> **TASK GOAL**
Repeat the material in full. Keep every line exactly as it is.

* BEGIN *

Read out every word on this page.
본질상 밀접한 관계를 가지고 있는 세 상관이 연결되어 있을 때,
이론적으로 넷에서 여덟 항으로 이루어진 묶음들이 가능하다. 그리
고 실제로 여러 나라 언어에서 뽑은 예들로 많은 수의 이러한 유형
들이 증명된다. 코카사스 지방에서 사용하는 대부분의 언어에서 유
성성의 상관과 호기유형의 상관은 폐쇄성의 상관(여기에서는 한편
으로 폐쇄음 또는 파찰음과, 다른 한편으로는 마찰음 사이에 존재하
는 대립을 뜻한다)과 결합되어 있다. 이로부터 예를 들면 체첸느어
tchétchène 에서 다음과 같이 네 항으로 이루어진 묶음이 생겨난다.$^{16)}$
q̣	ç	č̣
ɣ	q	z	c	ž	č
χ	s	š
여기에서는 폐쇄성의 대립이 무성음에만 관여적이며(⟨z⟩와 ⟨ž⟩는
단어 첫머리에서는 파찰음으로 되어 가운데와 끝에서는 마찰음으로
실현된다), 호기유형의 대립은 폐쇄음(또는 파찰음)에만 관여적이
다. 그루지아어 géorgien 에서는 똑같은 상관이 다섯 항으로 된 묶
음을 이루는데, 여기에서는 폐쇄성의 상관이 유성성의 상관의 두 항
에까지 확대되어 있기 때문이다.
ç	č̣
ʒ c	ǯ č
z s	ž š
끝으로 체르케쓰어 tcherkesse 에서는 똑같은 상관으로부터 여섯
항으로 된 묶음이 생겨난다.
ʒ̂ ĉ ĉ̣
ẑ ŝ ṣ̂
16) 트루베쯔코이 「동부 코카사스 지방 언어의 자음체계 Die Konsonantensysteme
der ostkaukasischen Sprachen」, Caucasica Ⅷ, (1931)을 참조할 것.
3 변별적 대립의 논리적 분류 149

* END *

> **WRITTEN SOLUTION**
Read out every word on this page.
본질상 밀접한 관계를 가지고 있는 세 상관이 연결되어 있을 때,
이론적으로 넷에서 여덟 항으로 이루어진 묶음들이 가능하다. 그리
고 실제로 여러 나라 언어에서 뽑은 예들로 많은 수의 이러한 유형
들이 증명된다. 코카사스 지방에서 사용하는 대부분의 언어에서 유
성성의 상관과 호기유형의 상관은 폐쇄성의 상관(여기에서는 한편
으로 폐쇄음 또는 파찰음과, 다른 한편으로는 마찰음 사이에 존재하
는 대립을 뜻한다)과 결합되어 있다. 이로부터 예를 들면 체첸느어
tchétchène 에서 다음과 같이 네 항으로 이루어진 묶음이 생겨난다.$^{16)}$
q̣	ç	č̣
ɣ	q	z	c	ž	č
χ	s	š
여기에서는 폐쇄성의 대립이 무성음에만 관여적이며(⟨z⟩와 ⟨ž⟩는
단어 첫머리에서는 파찰음으로 되어 가운데와 끝에서는 마찰음으로
실현된다), 호기유형의 대립은 폐쇄음(또는 파찰음)에만 관여적이
다. 그루지아어 géorgien 에서는 똑같은 상관이 다섯 항으로 된 묶
음을 이루는데, 여기에서는 폐쇄성의 상관이 유성성의 상관의 두 항
에까지 확대되어 있기 때문이다.
ç	č̣
ʒ c	ǯ č
z s	ž š
끝으로 체르케쓰어 tcherkesse 에서는 똑같은 상관으로부터 여섯
항으로 된 묶음이 생겨난다.
ʒ̂ ĉ ĉ̣
ẑ ŝ ṣ̂
16) 트루베쯔코이 「동부 코카사스 지방 언어의 자음체계 Die Konsonantensysteme
der ostkaukasischen Sprachen」, Caucasica Ⅷ, (1931)을 참조할 것.
3 변별적 대립의 논리적 분류 149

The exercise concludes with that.